-------- Exercise input

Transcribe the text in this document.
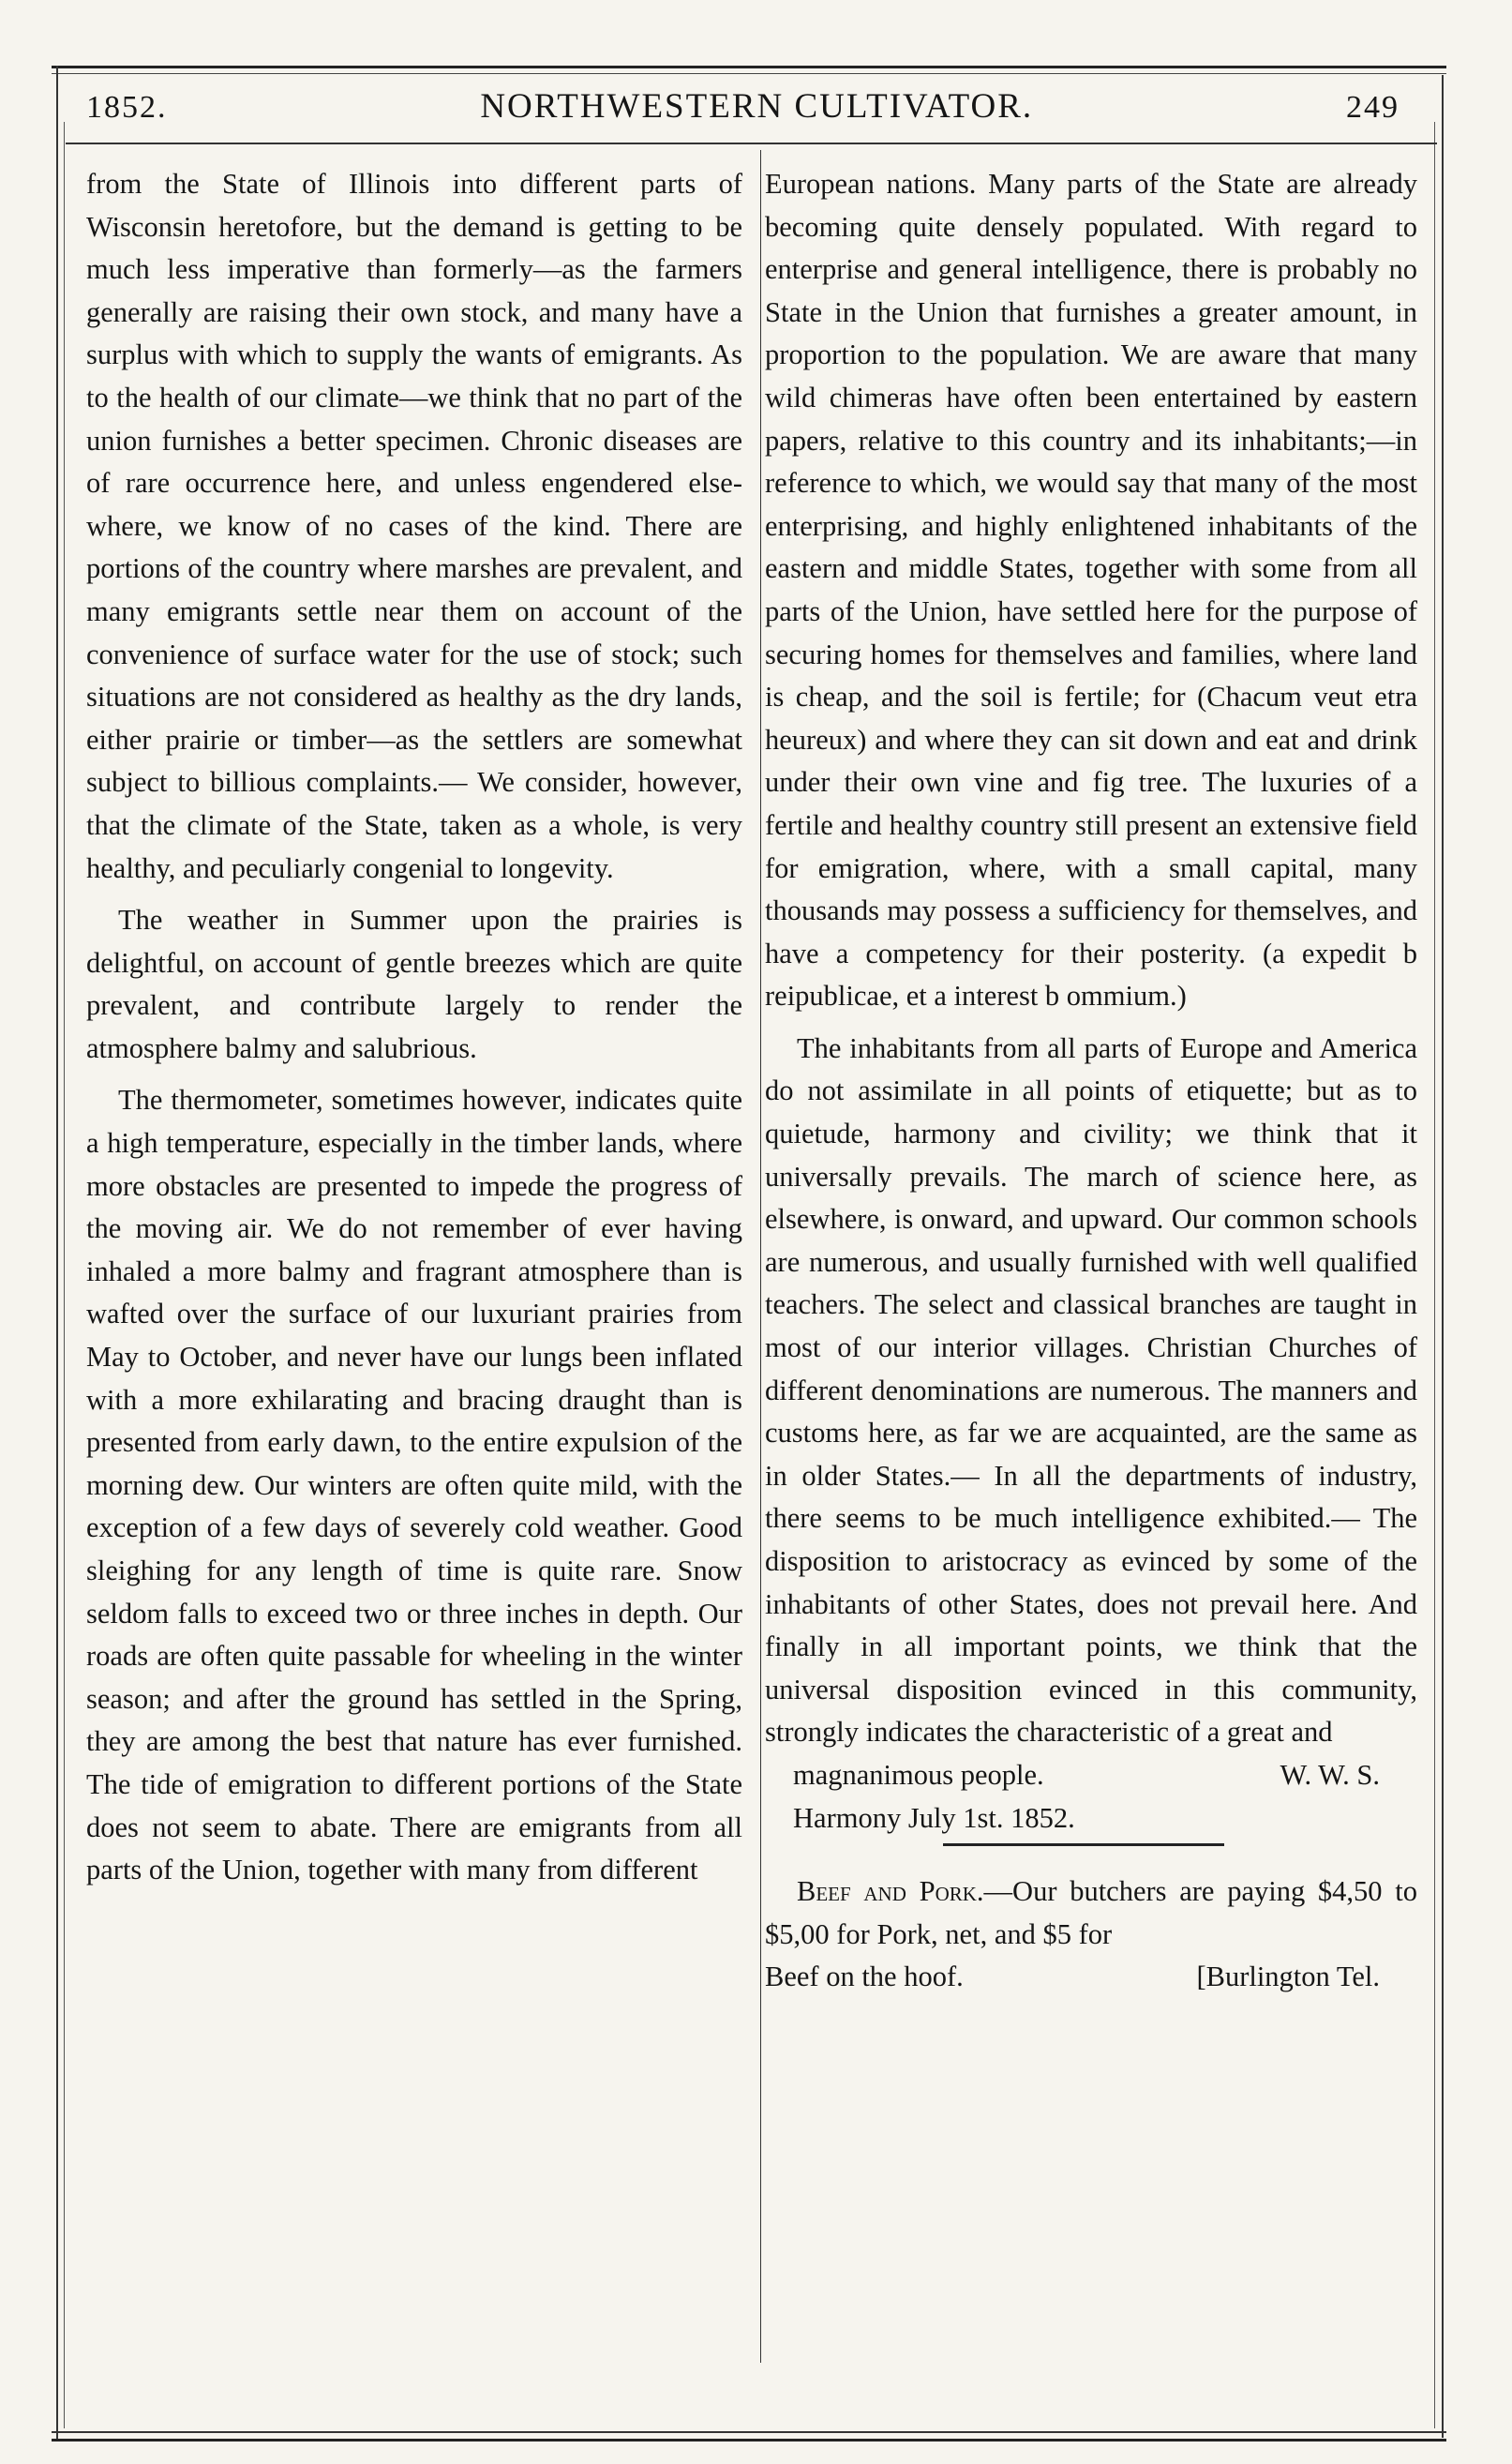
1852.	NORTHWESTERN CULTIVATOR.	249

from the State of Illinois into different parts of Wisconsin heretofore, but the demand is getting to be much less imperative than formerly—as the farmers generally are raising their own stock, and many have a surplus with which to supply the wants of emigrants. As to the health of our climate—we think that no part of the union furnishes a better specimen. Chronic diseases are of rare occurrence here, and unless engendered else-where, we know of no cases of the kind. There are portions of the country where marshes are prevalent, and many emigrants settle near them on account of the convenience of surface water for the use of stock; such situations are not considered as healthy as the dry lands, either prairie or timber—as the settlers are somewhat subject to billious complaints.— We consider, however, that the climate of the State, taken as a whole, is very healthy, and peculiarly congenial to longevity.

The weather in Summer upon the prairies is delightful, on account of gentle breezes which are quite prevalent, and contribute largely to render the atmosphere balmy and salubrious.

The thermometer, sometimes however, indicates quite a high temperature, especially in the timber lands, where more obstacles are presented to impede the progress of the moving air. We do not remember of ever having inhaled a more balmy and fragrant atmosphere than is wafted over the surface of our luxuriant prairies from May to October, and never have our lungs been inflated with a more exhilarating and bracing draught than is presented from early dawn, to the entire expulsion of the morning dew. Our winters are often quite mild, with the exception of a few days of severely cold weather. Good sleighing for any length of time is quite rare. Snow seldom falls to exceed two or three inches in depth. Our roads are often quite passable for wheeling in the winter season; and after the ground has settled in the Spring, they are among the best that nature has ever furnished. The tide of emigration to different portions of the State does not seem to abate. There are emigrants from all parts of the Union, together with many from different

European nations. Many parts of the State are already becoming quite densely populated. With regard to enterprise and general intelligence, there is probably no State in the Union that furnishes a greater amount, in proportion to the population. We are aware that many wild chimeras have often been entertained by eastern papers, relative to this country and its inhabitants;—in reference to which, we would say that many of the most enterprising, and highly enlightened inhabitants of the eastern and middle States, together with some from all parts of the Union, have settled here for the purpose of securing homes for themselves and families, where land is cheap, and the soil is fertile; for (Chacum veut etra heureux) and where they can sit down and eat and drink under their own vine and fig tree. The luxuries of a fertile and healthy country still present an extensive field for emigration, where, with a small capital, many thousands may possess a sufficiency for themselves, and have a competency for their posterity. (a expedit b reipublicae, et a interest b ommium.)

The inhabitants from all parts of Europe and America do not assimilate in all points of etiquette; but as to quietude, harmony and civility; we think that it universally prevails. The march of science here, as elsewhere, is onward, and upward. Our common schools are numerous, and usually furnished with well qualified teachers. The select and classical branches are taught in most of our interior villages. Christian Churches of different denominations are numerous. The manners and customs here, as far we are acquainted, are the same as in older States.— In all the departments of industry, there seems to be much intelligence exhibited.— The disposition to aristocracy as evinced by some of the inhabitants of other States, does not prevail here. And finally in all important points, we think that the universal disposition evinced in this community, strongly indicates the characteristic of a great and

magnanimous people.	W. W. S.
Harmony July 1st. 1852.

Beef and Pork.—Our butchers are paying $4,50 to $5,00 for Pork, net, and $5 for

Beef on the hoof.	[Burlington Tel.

----------------

*Exercise task*. Are you able to set down all the lines above exactly, without any pictures?

*Correct output*.
Transcribe the text in this document.
1852.	NORTHWESTERN CULTIVATOR.	249

from the State of Illinois into different parts of Wisconsin heretofore, but the demand is getting to be much less imperative than formerly—as the farmers generally are raising their own stock, and many have a surplus with which to supply the wants of emigrants. As to the health of our climate—we think that no part of the union furnishes a better specimen. Chronic diseases are of rare occurrence here, and unless engendered else-where, we know of no cases of the kind. There are portions of the country where marshes are prevalent, and many emigrants settle near them on account of the convenience of surface water for the use of stock; such situations are not considered as healthy as the dry lands, either prairie or timber—as the settlers are somewhat subject to billious complaints.— We consider, however, that the climate of the State, taken as a whole, is very healthy, and peculiarly congenial to longevity.

The weather in Summer upon the prairies is delightful, on account of gentle breezes which are quite prevalent, and contribute largely to render the atmosphere balmy and salubrious.

The thermometer, sometimes however, indicates quite a high temperature, especially in the timber lands, where more obstacles are presented to impede the progress of the moving air. We do not remember of ever having inhaled a more balmy and fragrant atmosphere than is wafted over the surface of our luxuriant prairies from May to October, and never have our lungs been inflated with a more exhilarating and bracing draught than is presented from early dawn, to the entire expulsion of the morning dew. Our winters are often quite mild, with the exception of a few days of severely cold weather. Good sleighing for any length of time is quite rare. Snow seldom falls to exceed two or three inches in depth. Our roads are often quite passable for wheeling in the winter season; and after the ground has settled in the Spring, they are among the best that nature has ever furnished. The tide of emigration to different portions of the State does not seem to abate. There are emigrants from all parts of the Union, together with many from different

European nations. Many parts of the State are already becoming quite densely populated. With regard to enterprise and general intelligence, there is probably no State in the Union that furnishes a greater amount, in proportion to the population. We are aware that many wild chimeras have often been entertained by eastern papers, relative to this country and its inhabitants;—in reference to which, we would say that many of the most enterprising, and highly enlightened inhabitants of the eastern and middle States, together with some from all parts of the Union, have settled here for the purpose of securing homes for themselves and families, where land is cheap, and the soil is fertile; for (Chacum veut etra heureux) and where they can sit down and eat and drink under their own vine and fig tree. The luxuries of a fertile and healthy country still present an extensive field for emigration, where, with a small capital, many thousands may possess a sufficiency for themselves, and have a competency for their posterity. (a expedit b reipublicae, et a interest b ommium.)

The inhabitants from all parts of Europe and America do not assimilate in all points of etiquette; but as to quietude, harmony and civility; we think that it universally prevails. The march of science here, as elsewhere, is onward, and upward. Our common schools are numerous, and usually furnished with well qualified teachers. The select and classical branches are taught in most of our interior villages. Christian Churches of different denominations are numerous. The manners and customs here, as far we are acquainted, are the same as in older States.— In all the departments of industry, there seems to be much intelligence exhibited.— The disposition to aristocracy as evinced by some of the inhabitants of other States, does not prevail here. And finally in all important points, we think that the universal disposition evinced in this community, strongly indicates the characteristic of a great and

magnanimous people.	W. W. S.
Harmony July 1st. 1852.

Beef and Pork.—Our butchers are paying $4,50 to $5,00 for Pork, net, and $5 for

Beef on the hoof.	[Burlington Tel.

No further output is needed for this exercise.